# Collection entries
/---

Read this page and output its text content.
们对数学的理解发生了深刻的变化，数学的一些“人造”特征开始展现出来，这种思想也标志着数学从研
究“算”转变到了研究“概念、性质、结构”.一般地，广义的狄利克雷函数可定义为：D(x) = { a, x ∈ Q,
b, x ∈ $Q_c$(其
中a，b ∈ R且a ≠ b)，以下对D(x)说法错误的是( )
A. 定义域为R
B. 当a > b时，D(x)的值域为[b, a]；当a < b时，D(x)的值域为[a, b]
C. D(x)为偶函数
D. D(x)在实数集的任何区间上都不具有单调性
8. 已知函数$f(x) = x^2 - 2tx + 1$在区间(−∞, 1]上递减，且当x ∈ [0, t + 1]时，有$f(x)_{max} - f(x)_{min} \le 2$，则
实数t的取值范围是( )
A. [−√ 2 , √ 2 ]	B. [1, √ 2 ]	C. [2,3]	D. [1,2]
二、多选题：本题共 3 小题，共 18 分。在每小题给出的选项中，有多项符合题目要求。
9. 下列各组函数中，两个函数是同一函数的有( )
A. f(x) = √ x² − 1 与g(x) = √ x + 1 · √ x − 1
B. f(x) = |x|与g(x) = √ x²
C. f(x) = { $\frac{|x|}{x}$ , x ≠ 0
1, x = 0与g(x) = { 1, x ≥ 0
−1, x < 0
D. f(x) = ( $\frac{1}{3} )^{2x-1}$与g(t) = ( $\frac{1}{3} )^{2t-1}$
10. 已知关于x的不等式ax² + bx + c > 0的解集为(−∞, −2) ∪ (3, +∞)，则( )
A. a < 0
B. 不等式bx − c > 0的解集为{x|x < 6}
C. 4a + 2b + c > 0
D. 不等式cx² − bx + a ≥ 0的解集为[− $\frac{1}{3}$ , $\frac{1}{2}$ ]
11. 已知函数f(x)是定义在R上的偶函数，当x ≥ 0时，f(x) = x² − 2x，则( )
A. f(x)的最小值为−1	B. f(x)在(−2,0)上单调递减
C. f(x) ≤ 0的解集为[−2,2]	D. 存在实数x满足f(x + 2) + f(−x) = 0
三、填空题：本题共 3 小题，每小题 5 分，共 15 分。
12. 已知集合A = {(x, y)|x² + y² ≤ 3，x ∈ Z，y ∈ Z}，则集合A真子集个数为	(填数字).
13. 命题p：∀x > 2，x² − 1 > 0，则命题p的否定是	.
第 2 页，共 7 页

\---

Please reproduce all of the entries exactly as they stand.

# Task output
Read this page and output its text content.
们对数学的理解发生了深刻的变化，数学的一些“人造”特征开始展现出来，这种思想也标志着数学从研
究“算”转变到了研究“概念、性质、结构”.一般地，广义的狄利克雷函数可定义为：D(x) = { a, x ∈ Q,
b, x ∈ $Q_c$(其
中a，b ∈ R且a ≠ b)，以下对D(x)说法错误的是( )
A. 定义域为R
B. 当a > b时，D(x)的值域为[b, a]；当a < b时，D(x)的值域为[a, b]
C. D(x)为偶函数
D. D(x)在实数集的任何区间上都不具有单调性
8. 已知函数$f(x) = x^2 - 2tx + 1$在区间(−∞, 1]上递减，且当x ∈ [0, t + 1]时，有$f(x)_{max} - f(x)_{min} \le 2$，则
实数t的取值范围是( )
A. [−√ 2 , √ 2 ]	B. [1, √ 2 ]	C. [2,3]	D. [1,2]
二、多选题：本题共 3 小题，共 18 分。在每小题给出的选项中，有多项符合题目要求。
9. 下列各组函数中，两个函数是同一函数的有( )
A. f(x) = √ x² − 1 与g(x) = √ x + 1 · √ x − 1
B. f(x) = |x|与g(x) = √ x²
C. f(x) = { $\frac{|x|}{x}$ , x ≠ 0
1, x = 0与g(x) = { 1, x ≥ 0
−1, x < 0
D. f(x) = ( $\frac{1}{3} )^{2x-1}$与g(t) = ( $\frac{1}{3} )^{2t-1}$
10. 已知关于x的不等式ax² + bx + c > 0的解集为(−∞, −2) ∪ (3, +∞)，则( )
A. a < 0
B. 不等式bx − c > 0的解集为{x|x < 6}
C. 4a + 2b + c > 0
D. 不等式cx² − bx + a ≥ 0的解集为[− $\frac{1}{3}$ , $\frac{1}{2}$ ]
11. 已知函数f(x)是定义在R上的偶函数，当x ≥ 0时，f(x) = x² − 2x，则( )
A. f(x)的最小值为−1	B. f(x)在(−2,0)上单调递减
C. f(x) ≤ 0的解集为[−2,2]	D. 存在实数x满足f(x + 2) + f(−x) = 0
三、填空题：本题共 3 小题，每小题 5 分，共 15 分。
12. 已知集合A = {(x, y)|x² + y² ≤ 3，x ∈ Z，y ∈ Z}，则集合A真子集个数为	(填数字).
13. 命题p：∀x > 2，x² − 1 > 0，则命题p的否定是	.
第 2 页，共 7 页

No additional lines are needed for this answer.